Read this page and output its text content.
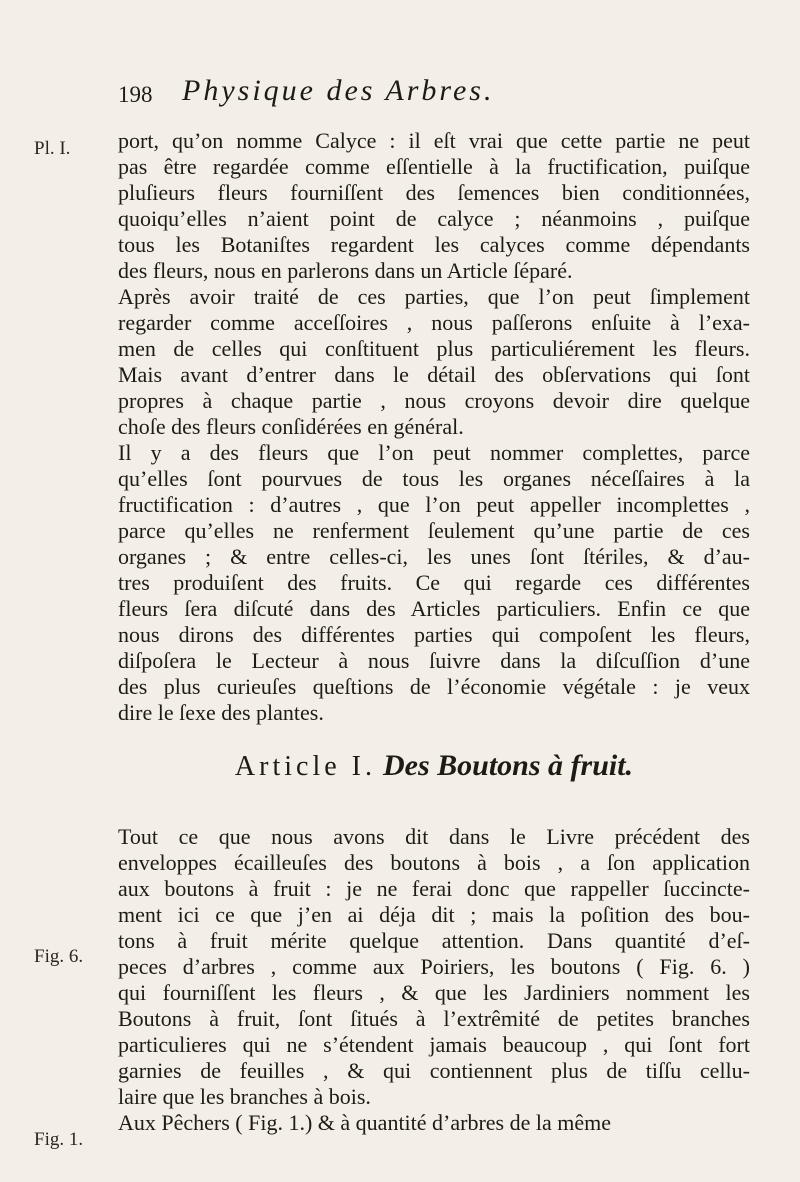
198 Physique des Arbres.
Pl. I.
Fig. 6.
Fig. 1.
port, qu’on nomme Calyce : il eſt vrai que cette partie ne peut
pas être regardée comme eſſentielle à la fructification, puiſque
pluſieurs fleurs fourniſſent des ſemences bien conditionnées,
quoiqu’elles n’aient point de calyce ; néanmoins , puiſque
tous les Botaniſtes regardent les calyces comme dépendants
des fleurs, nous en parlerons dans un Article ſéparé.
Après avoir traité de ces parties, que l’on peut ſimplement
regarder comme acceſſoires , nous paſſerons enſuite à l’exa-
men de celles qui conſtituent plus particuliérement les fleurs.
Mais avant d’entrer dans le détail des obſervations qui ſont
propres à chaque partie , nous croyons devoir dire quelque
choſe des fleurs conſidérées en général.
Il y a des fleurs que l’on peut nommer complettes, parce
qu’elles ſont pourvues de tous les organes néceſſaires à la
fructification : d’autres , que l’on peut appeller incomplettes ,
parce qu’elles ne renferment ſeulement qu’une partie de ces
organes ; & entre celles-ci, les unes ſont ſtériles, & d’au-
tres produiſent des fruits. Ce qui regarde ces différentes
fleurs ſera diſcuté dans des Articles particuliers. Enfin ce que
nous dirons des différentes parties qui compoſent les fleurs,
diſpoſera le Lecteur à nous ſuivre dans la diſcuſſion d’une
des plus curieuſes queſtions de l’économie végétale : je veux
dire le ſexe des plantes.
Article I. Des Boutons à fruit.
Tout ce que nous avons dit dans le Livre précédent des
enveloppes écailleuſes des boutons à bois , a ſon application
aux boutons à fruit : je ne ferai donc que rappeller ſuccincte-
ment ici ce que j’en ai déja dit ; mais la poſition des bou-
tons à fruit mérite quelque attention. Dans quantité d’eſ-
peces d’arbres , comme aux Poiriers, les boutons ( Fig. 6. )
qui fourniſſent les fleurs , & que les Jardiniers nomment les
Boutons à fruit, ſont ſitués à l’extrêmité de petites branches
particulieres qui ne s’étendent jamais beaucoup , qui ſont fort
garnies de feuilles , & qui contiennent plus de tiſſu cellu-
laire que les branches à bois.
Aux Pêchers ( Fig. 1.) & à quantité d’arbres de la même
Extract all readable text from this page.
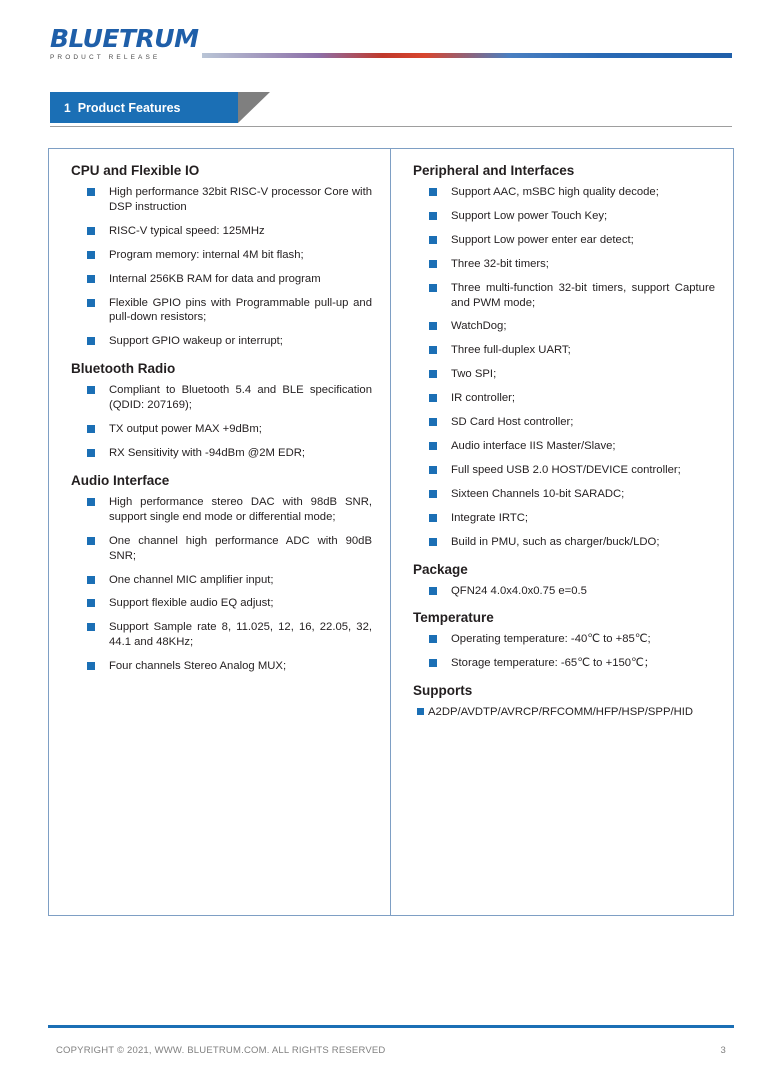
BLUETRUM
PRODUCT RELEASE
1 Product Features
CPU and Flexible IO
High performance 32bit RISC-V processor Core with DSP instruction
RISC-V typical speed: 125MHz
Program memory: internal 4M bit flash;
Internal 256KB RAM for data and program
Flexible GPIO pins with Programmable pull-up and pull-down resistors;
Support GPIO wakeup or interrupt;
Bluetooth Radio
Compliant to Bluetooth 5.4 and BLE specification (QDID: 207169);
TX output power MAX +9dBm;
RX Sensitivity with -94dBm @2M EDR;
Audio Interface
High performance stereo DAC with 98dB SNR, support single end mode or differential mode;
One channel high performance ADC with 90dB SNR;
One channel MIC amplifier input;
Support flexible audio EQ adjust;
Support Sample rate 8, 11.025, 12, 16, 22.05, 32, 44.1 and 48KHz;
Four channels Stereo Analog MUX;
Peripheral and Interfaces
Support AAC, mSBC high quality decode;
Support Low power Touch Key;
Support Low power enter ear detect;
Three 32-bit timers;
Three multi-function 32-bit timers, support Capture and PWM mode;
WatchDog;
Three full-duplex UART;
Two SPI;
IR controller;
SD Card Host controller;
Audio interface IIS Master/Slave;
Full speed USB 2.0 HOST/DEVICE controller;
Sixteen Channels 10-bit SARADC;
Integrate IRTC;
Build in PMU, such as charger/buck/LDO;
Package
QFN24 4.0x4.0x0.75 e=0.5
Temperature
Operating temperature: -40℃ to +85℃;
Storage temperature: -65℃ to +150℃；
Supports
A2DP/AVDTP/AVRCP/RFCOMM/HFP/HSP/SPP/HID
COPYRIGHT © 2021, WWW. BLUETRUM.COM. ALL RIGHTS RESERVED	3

━━━━━━━━━━━━━━━━━━━━

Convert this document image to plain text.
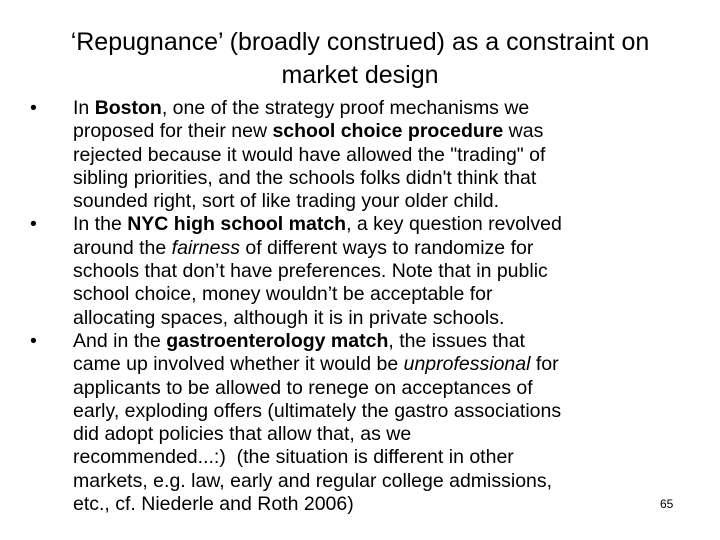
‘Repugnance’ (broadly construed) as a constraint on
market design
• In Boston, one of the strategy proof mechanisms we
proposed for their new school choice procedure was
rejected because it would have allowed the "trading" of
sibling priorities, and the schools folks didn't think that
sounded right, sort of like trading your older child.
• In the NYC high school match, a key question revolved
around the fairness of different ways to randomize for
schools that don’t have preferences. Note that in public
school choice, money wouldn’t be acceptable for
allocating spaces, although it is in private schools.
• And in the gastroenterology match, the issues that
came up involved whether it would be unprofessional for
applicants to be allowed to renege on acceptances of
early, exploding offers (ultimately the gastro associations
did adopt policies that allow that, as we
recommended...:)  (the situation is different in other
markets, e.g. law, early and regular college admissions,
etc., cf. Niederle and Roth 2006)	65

━━━━━━━━━━━━━━━━━━━━

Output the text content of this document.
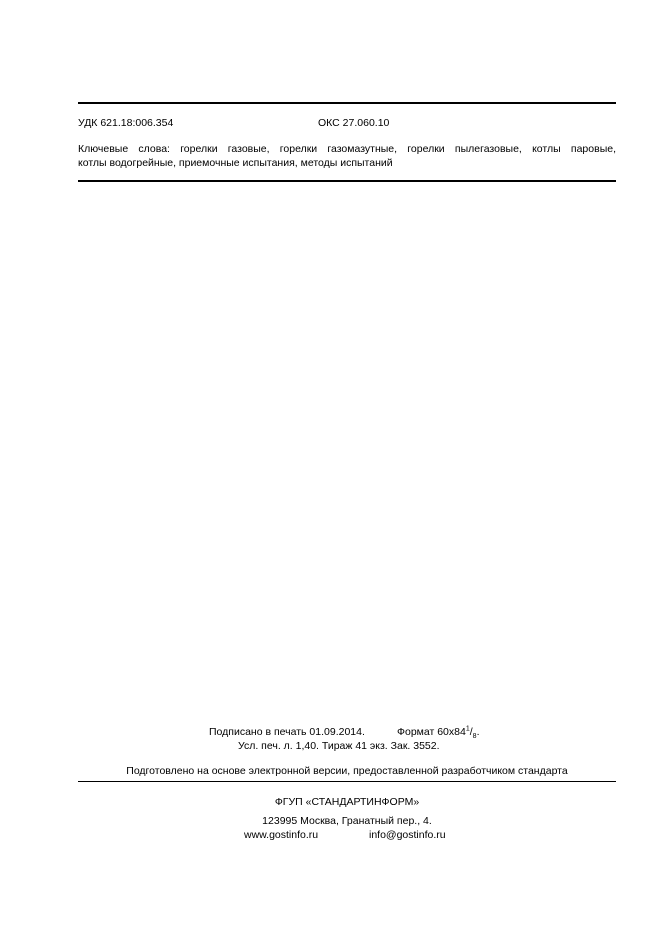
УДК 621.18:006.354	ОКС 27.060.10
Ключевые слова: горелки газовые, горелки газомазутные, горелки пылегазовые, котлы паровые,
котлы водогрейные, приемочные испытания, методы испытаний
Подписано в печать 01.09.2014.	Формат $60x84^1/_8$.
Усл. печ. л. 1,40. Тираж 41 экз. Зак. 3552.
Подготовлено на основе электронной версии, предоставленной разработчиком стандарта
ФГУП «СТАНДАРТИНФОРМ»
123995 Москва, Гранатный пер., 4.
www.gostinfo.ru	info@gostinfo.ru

━━━━━━━━━━━━━━━━━━━━

Exercise description - Select and copy every line from the records that includes the word "schools".

Result of the task -
sibling priorities, and the schools folks didn't think that
schools that don’t have preferences. Note that in public
allocating spaces, although it is in private schools.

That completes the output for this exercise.